Given data:
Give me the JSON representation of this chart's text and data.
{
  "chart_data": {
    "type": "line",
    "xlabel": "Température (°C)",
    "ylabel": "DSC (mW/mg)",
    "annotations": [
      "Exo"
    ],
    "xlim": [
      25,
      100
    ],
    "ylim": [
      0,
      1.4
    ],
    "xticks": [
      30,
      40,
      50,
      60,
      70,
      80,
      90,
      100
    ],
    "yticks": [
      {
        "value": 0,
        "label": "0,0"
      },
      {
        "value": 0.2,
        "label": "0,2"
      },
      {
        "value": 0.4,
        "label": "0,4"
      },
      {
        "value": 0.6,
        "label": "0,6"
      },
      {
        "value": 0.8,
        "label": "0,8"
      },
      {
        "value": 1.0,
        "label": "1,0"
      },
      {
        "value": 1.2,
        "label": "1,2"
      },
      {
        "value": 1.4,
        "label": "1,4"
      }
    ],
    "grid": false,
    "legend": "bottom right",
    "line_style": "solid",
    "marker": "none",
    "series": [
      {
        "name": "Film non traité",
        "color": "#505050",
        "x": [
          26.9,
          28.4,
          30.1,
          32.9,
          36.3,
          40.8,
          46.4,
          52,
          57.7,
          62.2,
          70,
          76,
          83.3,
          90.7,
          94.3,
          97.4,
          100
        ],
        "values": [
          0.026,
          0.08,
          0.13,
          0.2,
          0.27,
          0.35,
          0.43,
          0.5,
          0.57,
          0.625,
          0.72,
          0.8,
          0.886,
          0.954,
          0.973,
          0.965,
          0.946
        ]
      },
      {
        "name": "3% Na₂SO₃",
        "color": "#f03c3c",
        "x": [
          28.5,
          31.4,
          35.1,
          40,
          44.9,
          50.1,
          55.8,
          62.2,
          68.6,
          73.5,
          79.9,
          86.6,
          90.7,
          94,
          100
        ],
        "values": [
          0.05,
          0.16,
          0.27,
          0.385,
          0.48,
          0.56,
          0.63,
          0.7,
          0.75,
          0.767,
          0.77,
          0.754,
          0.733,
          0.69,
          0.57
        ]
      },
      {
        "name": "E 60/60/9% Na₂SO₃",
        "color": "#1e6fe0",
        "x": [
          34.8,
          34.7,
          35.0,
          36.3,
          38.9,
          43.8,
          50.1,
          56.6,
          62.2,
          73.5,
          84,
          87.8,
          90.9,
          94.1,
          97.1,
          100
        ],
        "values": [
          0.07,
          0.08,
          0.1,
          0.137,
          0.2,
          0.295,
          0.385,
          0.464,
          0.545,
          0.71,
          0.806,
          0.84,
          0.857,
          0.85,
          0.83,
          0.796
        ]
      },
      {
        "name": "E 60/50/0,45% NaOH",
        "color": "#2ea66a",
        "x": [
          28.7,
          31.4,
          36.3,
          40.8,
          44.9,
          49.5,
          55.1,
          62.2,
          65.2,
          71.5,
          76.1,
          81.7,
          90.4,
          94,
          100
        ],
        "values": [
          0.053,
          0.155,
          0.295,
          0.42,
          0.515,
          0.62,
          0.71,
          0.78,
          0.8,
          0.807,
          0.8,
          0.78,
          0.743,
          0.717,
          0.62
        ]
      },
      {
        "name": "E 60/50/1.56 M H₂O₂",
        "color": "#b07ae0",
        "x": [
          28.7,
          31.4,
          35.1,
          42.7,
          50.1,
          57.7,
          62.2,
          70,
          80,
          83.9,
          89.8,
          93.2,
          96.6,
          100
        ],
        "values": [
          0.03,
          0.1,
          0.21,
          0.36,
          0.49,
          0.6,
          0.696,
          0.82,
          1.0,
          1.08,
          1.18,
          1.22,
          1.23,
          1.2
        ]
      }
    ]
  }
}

Stated problem: Copy all of the material word for word.

The result:
Give me the JSON representation of this chart's text and data.
{
  "chart_data": {
    "type": "line",
    "xlabel": "Température (°C)",
    "ylabel": "DSC (mW/mg)",
    "annotations": [
      "Exo"
    ],
    "xlim": [
      25,
      100
    ],
    "ylim": [
      0,
      1.4
    ],
    "xticks": [
      30,
      40,
      50,
      60,
      70,
      80,
      90,
      100
    ],
    "yticks": [
      {
        "value": 0,
        "label": "0,0"
      },
      {
        "value": 0.2,
        "label": "0,2"
      },
      {
        "value": 0.4,
        "label": "0,4"
      },
      {
        "value": 0.6,
        "label": "0,6"
      },
      {
        "value": 0.8,
        "label": "0,8"
      },
      {
        "value": 1.0,
        "label": "1,0"
      },
      {
        "value": 1.2,
        "label": "1,2"
      },
      {
        "value": 1.4,
        "label": "1,4"
      }
    ],
    "grid": false,
    "legend": "bottom right",
    "line_style": "solid",
    "marker": "none",
    "series": [
      {
        "name": "Film non traité",
        "color": "#505050",
        "x": [
          26.9,
          28.4,
          30.1,
          32.9,
          36.3,
          40.8,
          46.4,
          52,
          57.7,
          62.2,
          70,
          76,
          83.3,
          90.7,
          94.3,
          97.4,
          100
        ],
        "values": [
          0.026,
          0.08,
          0.13,
          0.2,
          0.27,
          0.35,
          0.43,
          0.5,
          0.57,
          0.625,
          0.72,
          0.8,
          0.886,
          0.954,
          0.973,
          0.965,
          0.946
        ]
      },
      {
        "name": "3% Na₂SO₃",
        "color": "#f03c3c",
        "x": [
          28.5,
          31.4,
          35.1,
          40,
          44.9,
          50.1,
          55.8,
          62.2,
          68.6,
          73.5,
          79.9,
          86.6,
          90.7,
          94,
          100
        ],
        "values": [
          0.05,
          0.16,
          0.27,
          0.385,
          0.48,
          0.56,
          0.63,
          0.7,
          0.75,
          0.767,
          0.77,
          0.754,
          0.733,
          0.69,
          0.57
        ]
      },
      {
        "name": "E 60/60/9% Na₂SO₃",
        "color": "#1e6fe0",
        "x": [
          34.8,
          34.7,
          35.0,
          36.3,
          38.9,
          43.8,
          50.1,
          56.6,
          62.2,
          73.5,
          84,
          87.8,
          90.9,
          94.1,
          97.1,
          100
        ],
        "values": [
          0.07,
          0.08,
          0.1,
          0.137,
          0.2,
          0.295,
          0.385,
          0.464,
          0.545,
          0.71,
          0.806,
          0.84,
          0.857,
          0.85,
          0.83,
          0.796
        ]
      },
      {
        "name": "E 60/50/0,45% NaOH",
        "color": "#2ea66a",
        "x": [
          28.7,
          31.4,
          36.3,
          40.8,
          44.9,
          49.5,
          55.1,
          62.2,
          65.2,
          71.5,
          76.1,
          81.7,
          90.4,
          94,
          100
        ],
        "values": [
          0.053,
          0.155,
          0.295,
          0.42,
          0.515,
          0.62,
          0.71,
          0.78,
          0.8,
          0.807,
          0.8,
          0.78,
          0.743,
          0.717,
          0.62
        ]
      },
      {
        "name": "E 60/50/1.56 M H₂O₂",
        "color": "#b07ae0",
        "x": [
          28.7,
          31.4,
          35.1,
          42.7,
          50.1,
          57.7,
          62.2,
          70,
          80,
          83.9,
          89.8,
          93.2,
          96.6,
          100
        ],
        "values": [
          0.03,
          0.1,
          0.21,
          0.36,
          0.49,
          0.6,
          0.696,
          0.82,
          1.0,
          1.08,
          1.18,
          1.22,
          1.23,
          1.2
        ]
      }
    ]
  }
}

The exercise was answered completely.